Could you write out every entry exactly as it stands?

* * * * * * * * *

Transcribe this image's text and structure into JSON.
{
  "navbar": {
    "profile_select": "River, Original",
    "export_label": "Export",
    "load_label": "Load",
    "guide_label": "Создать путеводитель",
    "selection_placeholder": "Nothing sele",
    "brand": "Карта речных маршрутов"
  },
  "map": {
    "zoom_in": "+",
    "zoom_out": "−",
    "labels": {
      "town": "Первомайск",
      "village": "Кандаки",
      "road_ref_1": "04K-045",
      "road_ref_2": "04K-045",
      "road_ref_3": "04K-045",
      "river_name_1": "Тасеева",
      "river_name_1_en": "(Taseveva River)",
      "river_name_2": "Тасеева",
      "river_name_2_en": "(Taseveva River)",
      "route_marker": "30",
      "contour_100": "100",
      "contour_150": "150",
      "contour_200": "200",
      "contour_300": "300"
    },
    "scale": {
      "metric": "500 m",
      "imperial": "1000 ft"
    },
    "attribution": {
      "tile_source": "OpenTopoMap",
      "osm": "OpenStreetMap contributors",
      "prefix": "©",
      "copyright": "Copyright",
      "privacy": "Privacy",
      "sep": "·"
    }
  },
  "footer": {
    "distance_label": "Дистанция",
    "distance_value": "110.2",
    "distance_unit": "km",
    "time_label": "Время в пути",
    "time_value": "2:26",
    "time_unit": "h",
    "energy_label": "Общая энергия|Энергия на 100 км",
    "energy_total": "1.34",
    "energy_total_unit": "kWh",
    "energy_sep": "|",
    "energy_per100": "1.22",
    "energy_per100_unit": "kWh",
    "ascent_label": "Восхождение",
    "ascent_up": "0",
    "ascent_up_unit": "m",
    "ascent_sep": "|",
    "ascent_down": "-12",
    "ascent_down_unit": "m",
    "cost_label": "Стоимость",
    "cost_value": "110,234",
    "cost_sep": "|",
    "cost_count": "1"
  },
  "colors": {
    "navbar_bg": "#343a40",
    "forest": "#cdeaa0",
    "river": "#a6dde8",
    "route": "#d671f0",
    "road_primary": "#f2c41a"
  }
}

* * * * * * * * *

**REPLY TO THE TASK**
Transcribe this image's text and structure into JSON.
{
  "navbar": {
    "profile_select": "River, Original",
    "export_label": "Export",
    "load_label": "Load",
    "guide_label": "Создать путеводитель",
    "selection_placeholder": "Nothing sele",
    "brand": "Карта речных маршрутов"
  },
  "map": {
    "zoom_in": "+",
    "zoom_out": "−",
    "labels": {
      "town": "Первомайск",
      "village": "Кандаки",
      "road_ref_1": "04K-045",
      "road_ref_2": "04K-045",
      "road_ref_3": "04K-045",
      "river_name_1": "Тасеева",
      "river_name_1_en": "(Taseveva River)",
      "river_name_2": "Тасеева",
      "river_name_2_en": "(Taseveva River)",
      "route_marker": "30",
      "contour_100": "100",
      "contour_150": "150",
      "contour_200": "200",
      "contour_300": "300"
    },
    "scale": {
      "metric": "500 m",
      "imperial": "1000 ft"
    },
    "attribution": {
      "tile_source": "OpenTopoMap",
      "osm": "OpenStreetMap contributors",
      "prefix": "©",
      "copyright": "Copyright",
      "privacy": "Privacy",
      "sep": "·"
    }
  },
  "footer": {
    "distance_label": "Дистанция",
    "distance_value": "110.2",
    "distance_unit": "km",
    "time_label": "Время в пути",
    "time_value": "2:26",
    "time_unit": "h",
    "energy_label": "Общая энергия|Энергия на 100 км",
    "energy_total": "1.34",
    "energy_total_unit": "kWh",
    "energy_sep": "|",
    "energy_per100": "1.22",
    "energy_per100_unit": "kWh",
    "ascent_label": "Восхождение",
    "ascent_up": "0",
    "ascent_up_unit": "m",
    "ascent_sep": "|",
    "ascent_down": "-12",
    "ascent_down_unit": "m",
    "cost_label": "Стоимость",
    "cost_value": "110,234",
    "cost_sep": "|",
    "cost_count": "1"
  },
  "colors": {
    "navbar_bg": "#343a40",
    "forest": "#cdeaa0",
    "river": "#a6dde8",
    "route": "#d671f0",
    "road_primary": "#f2c41a"
  }
}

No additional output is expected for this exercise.